Entries taken from a collection

(begin)

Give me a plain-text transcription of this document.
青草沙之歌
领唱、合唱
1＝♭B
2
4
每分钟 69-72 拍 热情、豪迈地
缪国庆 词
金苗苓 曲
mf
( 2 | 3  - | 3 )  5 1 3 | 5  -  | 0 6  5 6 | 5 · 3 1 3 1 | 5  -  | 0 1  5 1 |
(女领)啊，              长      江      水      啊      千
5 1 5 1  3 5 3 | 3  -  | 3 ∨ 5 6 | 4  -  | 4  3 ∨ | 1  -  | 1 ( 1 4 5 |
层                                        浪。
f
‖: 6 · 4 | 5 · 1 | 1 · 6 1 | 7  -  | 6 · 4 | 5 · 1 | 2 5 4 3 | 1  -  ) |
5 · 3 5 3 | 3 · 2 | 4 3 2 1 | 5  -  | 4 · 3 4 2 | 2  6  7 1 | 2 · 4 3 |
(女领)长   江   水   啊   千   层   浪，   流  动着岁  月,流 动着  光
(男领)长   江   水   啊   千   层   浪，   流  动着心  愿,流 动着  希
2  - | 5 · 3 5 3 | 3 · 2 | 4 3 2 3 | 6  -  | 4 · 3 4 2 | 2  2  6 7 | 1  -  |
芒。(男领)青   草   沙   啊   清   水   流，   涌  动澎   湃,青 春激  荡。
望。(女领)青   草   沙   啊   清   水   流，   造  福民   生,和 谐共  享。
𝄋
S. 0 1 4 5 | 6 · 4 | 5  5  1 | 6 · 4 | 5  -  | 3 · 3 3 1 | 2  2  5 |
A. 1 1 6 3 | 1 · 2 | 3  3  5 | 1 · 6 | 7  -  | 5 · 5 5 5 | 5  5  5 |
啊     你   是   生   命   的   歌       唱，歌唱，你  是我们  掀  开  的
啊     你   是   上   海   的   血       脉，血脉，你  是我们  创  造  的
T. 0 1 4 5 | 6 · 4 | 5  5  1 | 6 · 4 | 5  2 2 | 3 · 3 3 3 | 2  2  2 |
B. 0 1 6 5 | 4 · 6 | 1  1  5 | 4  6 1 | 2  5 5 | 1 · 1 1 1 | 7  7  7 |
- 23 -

(end)

Exercise objective =>
Restate each record word for word.

Result for this exercise =>
Give me a plain-text transcription of this document.
青草沙之歌
领唱、合唱
1＝♭B
2
4
每分钟 69-72 拍 热情、豪迈地
缪国庆 词
金苗苓 曲
mf
( 2 | 3  - | 3 )  5 1 3 | 5  -  | 0 6  5 6 | 5 · 3 1 3 1 | 5  -  | 0 1  5 1 |
(女领)啊，              长      江      水      啊      千
5 1 5 1  3 5 3 | 3  -  | 3 ∨ 5 6 | 4  -  | 4  3 ∨ | 1  -  | 1 ( 1 4 5 |
层                                        浪。
f
‖: 6 · 4 | 5 · 1 | 1 · 6 1 | 7  -  | 6 · 4 | 5 · 1 | 2 5 4 3 | 1  -  ) |
5 · 3 5 3 | 3 · 2 | 4 3 2 1 | 5  -  | 4 · 3 4 2 | 2  6  7 1 | 2 · 4 3 |
(女领)长   江   水   啊   千   层   浪，   流  动着岁  月,流 动着  光
(男领)长   江   水   啊   千   层   浪，   流  动着心  愿,流 动着  希
2  - | 5 · 3 5 3 | 3 · 2 | 4 3 2 3 | 6  -  | 4 · 3 4 2 | 2  2  6 7 | 1  -  |
芒。(男领)青   草   沙   啊   清   水   流，   涌  动澎   湃,青 春激  荡。
望。(女领)青   草   沙   啊   清   水   流，   造  福民   生,和 谐共  享。
𝄋
S. 0 1 4 5 | 6 · 4 | 5  5  1 | 6 · 4 | 5  -  | 3 · 3 3 1 | 2  2  5 |
A. 1 1 6 3 | 1 · 2 | 3  3  5 | 1 · 6 | 7  -  | 5 · 5 5 5 | 5  5  5 |
啊     你   是   生   命   的   歌       唱，歌唱，你  是我们  掀  开  的
啊     你   是   上   海   的   血       脉，血脉，你  是我们  创  造  的
T. 0 1 4 5 | 6 · 4 | 5  5  1 | 6 · 4 | 5  2 2 | 3 · 3 3 3 | 2  2  2 |
B. 0 1 6 5 | 4 · 6 | 1  1  5 | 4  6 1 | 2  5 5 | 1 · 1 1 1 | 7  7  7 |
- 23 -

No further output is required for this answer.